• _YOUR GOAL_
Keep only those lines of the records that include the string "онлайн".

Records contained in a dataset:
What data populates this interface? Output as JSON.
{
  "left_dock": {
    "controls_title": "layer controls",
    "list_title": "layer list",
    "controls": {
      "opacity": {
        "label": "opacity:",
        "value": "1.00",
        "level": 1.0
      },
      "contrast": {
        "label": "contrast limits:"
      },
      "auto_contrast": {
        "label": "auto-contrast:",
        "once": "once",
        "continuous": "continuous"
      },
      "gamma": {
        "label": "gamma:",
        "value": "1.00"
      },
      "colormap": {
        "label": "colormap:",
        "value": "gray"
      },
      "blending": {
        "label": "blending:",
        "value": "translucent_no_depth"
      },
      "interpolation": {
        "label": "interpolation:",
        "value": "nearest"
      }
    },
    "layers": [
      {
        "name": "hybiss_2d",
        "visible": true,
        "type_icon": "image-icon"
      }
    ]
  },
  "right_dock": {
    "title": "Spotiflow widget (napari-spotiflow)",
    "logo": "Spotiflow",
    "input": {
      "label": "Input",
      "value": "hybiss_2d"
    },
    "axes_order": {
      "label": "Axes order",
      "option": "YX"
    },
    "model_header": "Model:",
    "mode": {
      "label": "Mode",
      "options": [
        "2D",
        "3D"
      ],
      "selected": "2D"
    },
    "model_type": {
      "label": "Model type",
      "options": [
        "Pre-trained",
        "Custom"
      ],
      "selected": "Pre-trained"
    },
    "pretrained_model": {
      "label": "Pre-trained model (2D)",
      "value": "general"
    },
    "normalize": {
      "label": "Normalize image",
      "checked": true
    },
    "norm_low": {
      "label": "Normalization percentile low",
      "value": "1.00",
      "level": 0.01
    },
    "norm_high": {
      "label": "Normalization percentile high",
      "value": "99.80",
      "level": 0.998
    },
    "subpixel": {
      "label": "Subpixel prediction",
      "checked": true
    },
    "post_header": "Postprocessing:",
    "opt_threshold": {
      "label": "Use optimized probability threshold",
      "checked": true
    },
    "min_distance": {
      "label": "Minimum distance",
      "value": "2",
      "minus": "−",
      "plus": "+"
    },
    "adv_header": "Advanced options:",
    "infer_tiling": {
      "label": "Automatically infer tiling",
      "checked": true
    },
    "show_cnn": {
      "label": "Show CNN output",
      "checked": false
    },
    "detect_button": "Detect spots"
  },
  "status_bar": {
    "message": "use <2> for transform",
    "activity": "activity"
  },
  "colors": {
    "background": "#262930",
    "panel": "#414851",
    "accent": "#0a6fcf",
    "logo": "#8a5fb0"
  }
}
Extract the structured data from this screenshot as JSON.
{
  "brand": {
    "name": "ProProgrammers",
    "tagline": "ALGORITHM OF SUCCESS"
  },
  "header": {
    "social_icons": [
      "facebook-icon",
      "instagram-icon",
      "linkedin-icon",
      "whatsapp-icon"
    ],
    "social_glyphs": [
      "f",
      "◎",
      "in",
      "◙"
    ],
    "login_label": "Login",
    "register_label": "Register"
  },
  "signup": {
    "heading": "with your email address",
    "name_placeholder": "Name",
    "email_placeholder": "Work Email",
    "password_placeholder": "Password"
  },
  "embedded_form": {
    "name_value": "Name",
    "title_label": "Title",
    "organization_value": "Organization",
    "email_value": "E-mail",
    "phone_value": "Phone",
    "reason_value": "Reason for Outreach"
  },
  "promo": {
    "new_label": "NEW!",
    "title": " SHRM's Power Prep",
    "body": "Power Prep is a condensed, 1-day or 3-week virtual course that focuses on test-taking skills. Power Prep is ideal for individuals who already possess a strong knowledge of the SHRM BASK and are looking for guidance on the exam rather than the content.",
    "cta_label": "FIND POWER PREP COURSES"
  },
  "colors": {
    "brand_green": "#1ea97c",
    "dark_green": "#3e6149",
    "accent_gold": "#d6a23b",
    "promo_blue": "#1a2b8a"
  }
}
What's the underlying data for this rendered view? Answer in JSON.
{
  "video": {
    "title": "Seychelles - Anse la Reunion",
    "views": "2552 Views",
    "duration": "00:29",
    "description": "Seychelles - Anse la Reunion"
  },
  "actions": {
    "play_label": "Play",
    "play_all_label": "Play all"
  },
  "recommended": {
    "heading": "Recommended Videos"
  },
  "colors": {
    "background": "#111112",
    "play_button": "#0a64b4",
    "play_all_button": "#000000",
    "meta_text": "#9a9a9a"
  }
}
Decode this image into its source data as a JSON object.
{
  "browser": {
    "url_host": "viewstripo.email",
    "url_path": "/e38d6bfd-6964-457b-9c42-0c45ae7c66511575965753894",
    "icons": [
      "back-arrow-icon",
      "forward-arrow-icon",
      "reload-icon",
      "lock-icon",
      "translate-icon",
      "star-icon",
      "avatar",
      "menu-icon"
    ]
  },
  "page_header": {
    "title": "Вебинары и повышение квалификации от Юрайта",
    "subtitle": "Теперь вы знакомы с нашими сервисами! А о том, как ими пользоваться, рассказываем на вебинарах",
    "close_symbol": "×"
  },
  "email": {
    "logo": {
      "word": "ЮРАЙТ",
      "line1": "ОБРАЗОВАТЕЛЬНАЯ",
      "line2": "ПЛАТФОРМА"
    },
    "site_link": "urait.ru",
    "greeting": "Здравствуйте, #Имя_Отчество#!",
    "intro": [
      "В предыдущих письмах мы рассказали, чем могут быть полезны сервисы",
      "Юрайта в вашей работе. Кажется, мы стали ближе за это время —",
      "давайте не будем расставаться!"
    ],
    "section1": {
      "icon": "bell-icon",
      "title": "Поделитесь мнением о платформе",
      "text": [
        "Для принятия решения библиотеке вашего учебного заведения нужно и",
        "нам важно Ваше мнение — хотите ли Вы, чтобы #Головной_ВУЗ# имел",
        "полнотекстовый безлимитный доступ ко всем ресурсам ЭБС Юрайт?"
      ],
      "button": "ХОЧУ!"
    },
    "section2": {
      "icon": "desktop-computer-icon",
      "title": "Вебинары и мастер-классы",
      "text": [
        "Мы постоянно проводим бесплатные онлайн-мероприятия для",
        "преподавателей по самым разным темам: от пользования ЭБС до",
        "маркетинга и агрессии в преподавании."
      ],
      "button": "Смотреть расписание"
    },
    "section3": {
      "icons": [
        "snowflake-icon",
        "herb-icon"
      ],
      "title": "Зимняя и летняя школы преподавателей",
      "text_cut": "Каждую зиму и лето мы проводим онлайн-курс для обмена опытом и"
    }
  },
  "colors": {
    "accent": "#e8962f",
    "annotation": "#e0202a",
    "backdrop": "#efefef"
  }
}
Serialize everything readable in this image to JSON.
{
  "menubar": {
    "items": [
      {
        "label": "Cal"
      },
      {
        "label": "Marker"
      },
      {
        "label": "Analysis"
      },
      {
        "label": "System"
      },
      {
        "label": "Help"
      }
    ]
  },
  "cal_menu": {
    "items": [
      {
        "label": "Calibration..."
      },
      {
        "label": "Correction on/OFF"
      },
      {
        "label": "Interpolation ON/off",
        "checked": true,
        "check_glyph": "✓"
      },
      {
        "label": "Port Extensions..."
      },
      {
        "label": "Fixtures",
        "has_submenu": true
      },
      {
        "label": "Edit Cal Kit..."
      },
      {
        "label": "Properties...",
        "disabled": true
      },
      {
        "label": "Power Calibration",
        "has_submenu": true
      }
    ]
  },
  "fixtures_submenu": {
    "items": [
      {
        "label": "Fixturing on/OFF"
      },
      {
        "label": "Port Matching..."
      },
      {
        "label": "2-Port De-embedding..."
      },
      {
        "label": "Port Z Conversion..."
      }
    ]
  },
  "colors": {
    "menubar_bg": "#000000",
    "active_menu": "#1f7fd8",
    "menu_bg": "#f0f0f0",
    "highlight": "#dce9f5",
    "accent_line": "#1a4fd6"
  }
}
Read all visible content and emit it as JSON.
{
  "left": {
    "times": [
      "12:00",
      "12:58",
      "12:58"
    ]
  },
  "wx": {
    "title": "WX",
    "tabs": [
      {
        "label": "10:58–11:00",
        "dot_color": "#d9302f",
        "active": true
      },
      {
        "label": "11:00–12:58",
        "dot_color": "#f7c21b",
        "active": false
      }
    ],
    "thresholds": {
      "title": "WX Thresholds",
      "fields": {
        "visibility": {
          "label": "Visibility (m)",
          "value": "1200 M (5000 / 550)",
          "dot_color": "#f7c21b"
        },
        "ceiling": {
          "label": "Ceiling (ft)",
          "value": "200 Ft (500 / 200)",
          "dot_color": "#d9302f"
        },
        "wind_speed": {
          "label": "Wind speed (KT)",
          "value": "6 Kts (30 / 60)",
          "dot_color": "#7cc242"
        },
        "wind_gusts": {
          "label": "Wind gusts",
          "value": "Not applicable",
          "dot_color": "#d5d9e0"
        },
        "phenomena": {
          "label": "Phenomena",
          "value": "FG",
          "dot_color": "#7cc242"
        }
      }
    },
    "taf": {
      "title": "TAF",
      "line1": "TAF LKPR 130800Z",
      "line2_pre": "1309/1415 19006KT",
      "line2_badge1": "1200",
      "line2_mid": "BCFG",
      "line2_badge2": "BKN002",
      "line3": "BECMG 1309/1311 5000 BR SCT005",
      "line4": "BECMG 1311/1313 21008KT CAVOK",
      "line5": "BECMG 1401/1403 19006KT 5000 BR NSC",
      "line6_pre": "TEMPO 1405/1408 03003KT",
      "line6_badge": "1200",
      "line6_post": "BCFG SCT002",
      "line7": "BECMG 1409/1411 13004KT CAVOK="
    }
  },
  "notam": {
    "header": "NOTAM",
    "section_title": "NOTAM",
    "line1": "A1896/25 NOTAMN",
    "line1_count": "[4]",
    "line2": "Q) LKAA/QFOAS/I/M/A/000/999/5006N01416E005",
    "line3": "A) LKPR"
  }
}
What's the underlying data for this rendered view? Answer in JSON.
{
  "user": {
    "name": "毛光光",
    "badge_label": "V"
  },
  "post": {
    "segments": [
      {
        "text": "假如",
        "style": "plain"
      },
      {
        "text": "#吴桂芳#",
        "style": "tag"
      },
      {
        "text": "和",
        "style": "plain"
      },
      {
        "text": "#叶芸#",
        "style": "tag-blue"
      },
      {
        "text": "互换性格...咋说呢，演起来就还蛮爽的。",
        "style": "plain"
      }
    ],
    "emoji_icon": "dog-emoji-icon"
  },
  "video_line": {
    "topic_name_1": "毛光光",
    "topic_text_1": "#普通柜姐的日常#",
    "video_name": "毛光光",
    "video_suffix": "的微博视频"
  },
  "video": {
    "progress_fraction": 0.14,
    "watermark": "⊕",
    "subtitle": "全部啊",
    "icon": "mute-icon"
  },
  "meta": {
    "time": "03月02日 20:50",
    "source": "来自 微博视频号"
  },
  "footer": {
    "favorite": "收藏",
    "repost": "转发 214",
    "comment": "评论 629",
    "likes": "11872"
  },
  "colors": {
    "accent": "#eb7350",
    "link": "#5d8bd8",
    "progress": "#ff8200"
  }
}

• _TASK ANSWER_
        "Мы постоянно проводим бесплатные онлайн-мероприятия для",
      "text_cut": "Каждую зиму и лето мы проводим онлайн-курс для обмена опытом и"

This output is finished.